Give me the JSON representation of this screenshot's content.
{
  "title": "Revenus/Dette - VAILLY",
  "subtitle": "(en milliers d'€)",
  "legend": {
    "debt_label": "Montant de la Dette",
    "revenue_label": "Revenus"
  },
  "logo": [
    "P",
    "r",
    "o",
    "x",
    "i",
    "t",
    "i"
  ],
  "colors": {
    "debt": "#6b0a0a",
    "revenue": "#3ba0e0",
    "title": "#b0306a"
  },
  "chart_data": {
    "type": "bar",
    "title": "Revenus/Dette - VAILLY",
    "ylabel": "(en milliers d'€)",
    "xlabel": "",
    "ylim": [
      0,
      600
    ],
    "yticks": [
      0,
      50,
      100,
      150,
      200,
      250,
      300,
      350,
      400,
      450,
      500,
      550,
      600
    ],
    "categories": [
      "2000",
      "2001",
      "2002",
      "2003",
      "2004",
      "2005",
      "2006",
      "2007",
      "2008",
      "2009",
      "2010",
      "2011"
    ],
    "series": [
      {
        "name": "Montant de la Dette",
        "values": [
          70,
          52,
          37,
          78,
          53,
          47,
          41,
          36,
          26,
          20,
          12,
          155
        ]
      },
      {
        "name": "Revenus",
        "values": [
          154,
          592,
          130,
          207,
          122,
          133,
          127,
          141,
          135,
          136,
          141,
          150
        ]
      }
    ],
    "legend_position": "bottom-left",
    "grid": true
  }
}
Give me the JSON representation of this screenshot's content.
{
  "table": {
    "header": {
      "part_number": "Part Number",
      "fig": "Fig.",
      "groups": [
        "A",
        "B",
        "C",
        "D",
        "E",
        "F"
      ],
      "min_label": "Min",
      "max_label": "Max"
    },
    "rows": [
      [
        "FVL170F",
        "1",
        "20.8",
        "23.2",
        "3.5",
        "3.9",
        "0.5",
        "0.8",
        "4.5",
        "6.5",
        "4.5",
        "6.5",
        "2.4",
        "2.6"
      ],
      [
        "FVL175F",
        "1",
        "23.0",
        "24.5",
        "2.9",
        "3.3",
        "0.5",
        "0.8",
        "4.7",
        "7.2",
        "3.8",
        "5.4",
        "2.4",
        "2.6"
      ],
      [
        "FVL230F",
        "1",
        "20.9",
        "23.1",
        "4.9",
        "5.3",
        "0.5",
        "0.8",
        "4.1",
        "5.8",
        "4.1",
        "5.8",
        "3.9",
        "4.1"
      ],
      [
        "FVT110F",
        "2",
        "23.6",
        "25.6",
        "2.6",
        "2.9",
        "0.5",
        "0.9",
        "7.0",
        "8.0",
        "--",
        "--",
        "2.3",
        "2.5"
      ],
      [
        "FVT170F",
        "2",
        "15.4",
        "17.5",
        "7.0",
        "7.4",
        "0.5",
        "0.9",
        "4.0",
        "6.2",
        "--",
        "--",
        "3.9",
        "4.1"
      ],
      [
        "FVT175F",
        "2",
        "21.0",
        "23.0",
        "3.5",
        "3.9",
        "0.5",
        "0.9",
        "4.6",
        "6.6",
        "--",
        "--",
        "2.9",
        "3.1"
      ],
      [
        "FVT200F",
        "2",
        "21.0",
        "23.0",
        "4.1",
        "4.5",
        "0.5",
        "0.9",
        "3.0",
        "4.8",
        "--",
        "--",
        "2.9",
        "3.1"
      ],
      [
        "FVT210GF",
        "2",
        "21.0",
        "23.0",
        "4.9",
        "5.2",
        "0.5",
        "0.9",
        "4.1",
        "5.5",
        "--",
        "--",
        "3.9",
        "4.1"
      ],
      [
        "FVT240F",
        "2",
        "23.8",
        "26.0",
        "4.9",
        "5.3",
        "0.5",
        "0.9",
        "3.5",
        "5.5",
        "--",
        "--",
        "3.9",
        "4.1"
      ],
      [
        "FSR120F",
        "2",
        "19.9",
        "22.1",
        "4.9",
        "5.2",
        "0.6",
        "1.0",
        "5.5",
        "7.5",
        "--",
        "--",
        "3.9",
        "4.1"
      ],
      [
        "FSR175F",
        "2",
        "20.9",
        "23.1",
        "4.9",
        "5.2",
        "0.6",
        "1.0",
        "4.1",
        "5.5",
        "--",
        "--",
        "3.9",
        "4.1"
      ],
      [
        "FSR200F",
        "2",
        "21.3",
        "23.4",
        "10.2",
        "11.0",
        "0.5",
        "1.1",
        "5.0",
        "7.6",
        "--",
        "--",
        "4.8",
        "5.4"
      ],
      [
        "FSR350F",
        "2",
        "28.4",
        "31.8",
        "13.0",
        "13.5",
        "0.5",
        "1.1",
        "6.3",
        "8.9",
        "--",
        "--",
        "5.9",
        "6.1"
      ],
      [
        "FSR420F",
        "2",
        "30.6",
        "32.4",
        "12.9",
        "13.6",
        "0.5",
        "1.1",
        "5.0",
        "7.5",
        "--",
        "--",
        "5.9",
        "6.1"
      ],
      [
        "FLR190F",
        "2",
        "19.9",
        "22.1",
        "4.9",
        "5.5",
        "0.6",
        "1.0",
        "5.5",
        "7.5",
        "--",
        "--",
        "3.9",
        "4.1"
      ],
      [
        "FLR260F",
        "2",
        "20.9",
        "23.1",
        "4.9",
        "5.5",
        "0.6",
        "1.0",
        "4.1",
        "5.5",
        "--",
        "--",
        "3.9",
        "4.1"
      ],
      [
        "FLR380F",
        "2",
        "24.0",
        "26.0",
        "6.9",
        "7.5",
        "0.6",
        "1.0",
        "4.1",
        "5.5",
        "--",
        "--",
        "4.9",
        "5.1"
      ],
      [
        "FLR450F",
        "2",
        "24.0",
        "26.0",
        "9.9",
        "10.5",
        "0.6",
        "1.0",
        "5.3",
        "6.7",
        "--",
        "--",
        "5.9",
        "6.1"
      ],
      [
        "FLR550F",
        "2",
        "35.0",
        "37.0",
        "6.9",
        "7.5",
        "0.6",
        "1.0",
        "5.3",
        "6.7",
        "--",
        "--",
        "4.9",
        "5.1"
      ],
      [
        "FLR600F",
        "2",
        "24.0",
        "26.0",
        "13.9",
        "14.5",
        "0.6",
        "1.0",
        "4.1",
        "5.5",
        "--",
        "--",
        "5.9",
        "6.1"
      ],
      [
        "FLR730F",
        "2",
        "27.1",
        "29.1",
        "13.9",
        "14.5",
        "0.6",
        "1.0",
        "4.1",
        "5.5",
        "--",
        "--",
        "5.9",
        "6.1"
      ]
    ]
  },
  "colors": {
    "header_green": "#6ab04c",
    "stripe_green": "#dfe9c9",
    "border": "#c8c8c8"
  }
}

------------------------------

**REQUIREMENTS**
Gather every line from the listing above in which "name" appears, and copy those lines.

**WRITTEN ANSWER**
        "name": "Montant de la Dette",
        "name": "Revenus",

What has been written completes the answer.